[TASK BRIEF]
Quote the full listing word for word.

[RECORDS]
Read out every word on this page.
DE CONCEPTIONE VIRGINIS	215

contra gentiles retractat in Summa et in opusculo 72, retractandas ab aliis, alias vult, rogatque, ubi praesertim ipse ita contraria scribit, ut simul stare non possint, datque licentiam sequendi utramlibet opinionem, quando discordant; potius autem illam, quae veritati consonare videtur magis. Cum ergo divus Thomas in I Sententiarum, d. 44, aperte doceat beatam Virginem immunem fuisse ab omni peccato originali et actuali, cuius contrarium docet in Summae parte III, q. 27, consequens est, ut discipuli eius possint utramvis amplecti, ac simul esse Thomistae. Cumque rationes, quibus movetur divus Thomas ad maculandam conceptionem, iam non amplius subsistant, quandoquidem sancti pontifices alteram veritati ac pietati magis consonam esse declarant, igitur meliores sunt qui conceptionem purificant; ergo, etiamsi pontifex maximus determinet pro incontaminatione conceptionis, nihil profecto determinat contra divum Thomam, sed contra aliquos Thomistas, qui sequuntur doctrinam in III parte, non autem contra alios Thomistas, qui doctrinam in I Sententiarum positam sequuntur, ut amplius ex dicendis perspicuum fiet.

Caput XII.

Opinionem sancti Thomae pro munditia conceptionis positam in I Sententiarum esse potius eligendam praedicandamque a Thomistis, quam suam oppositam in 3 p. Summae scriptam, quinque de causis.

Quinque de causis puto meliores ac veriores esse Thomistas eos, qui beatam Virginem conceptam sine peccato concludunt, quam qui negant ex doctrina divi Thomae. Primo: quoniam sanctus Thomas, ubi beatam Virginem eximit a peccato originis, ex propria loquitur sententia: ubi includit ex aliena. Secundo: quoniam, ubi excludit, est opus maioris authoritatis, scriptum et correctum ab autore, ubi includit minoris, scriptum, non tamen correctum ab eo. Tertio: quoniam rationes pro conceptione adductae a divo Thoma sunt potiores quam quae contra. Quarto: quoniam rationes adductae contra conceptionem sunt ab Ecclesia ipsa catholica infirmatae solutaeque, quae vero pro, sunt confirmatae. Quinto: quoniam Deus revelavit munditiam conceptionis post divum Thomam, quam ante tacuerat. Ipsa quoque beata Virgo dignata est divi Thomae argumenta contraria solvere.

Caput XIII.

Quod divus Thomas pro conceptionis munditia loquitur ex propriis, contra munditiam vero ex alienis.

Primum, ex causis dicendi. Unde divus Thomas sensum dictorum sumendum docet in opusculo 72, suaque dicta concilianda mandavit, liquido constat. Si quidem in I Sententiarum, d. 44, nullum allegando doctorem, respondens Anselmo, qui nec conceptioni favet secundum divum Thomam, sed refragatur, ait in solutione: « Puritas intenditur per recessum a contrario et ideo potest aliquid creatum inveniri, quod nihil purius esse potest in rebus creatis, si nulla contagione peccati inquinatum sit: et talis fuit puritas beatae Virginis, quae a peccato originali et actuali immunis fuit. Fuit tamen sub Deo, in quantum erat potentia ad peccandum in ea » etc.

[RESULT FOR THIS EXERCISE]
Read out every word on this page.
DE CONCEPTIONE VIRGINIS	215

contra gentiles retractat in Summa et in opusculo 72, retractandas ab aliis, alias vult, rogatque, ubi praesertim ipse ita contraria scribit, ut simul stare non possint, datque licentiam sequendi utramlibet opinionem, quando discordant; potius autem illam, quae veritati consonare videtur magis. Cum ergo divus Thomas in I Sententiarum, d. 44, aperte doceat beatam Virginem immunem fuisse ab omni peccato originali et actuali, cuius contrarium docet in Summae parte III, q. 27, consequens est, ut discipuli eius possint utramvis amplecti, ac simul esse Thomistae. Cumque rationes, quibus movetur divus Thomas ad maculandam conceptionem, iam non amplius subsistant, quandoquidem sancti pontifices alteram veritati ac pietati magis consonam esse declarant, igitur meliores sunt qui conceptionem purificant; ergo, etiamsi pontifex maximus determinet pro incontaminatione conceptionis, nihil profecto determinat contra divum Thomam, sed contra aliquos Thomistas, qui sequuntur doctrinam in III parte, non autem contra alios Thomistas, qui doctrinam in I Sententiarum positam sequuntur, ut amplius ex dicendis perspicuum fiet.

Caput XII.

Opinionem sancti Thomae pro munditia conceptionis positam in I Sententiarum esse potius eligendam praedicandamque a Thomistis, quam suam oppositam in 3 p. Summae scriptam, quinque de causis.

Quinque de causis puto meliores ac veriores esse Thomistas eos, qui beatam Virginem conceptam sine peccato concludunt, quam qui negant ex doctrina divi Thomae. Primo: quoniam sanctus Thomas, ubi beatam Virginem eximit a peccato originis, ex propria loquitur sententia: ubi includit ex aliena. Secundo: quoniam, ubi excludit, est opus maioris authoritatis, scriptum et correctum ab autore, ubi includit minoris, scriptum, non tamen correctum ab eo. Tertio: quoniam rationes pro conceptione adductae a divo Thoma sunt potiores quam quae contra. Quarto: quoniam rationes adductae contra conceptionem sunt ab Ecclesia ipsa catholica infirmatae solutaeque, quae vero pro, sunt confirmatae. Quinto: quoniam Deus revelavit munditiam conceptionis post divum Thomam, quam ante tacuerat. Ipsa quoque beata Virgo dignata est divi Thomae argumenta contraria solvere.

Caput XIII.

Quod divus Thomas pro conceptionis munditia loquitur ex propriis, contra munditiam vero ex alienis.

Primum, ex causis dicendi. Unde divus Thomas sensum dictorum sumendum docet in opusculo 72, suaque dicta concilianda mandavit, liquido constat. Si quidem in I Sententiarum, d. 44, nullum allegando doctorem, respondens Anselmo, qui nec conceptioni favet secundum divum Thomam, sed refragatur, ait in solutione: « Puritas intenditur per recessum a contrario et ideo potest aliquid creatum inveniri, quod nihil purius esse potest in rebus creatis, si nulla contagione peccati inquinatum sit: et talis fuit puritas beatae Virginis, quae a peccato originali et actuali immunis fuit. Fuit tamen sub Deo, in quantum erat potentia ad peccandum in ea » etc.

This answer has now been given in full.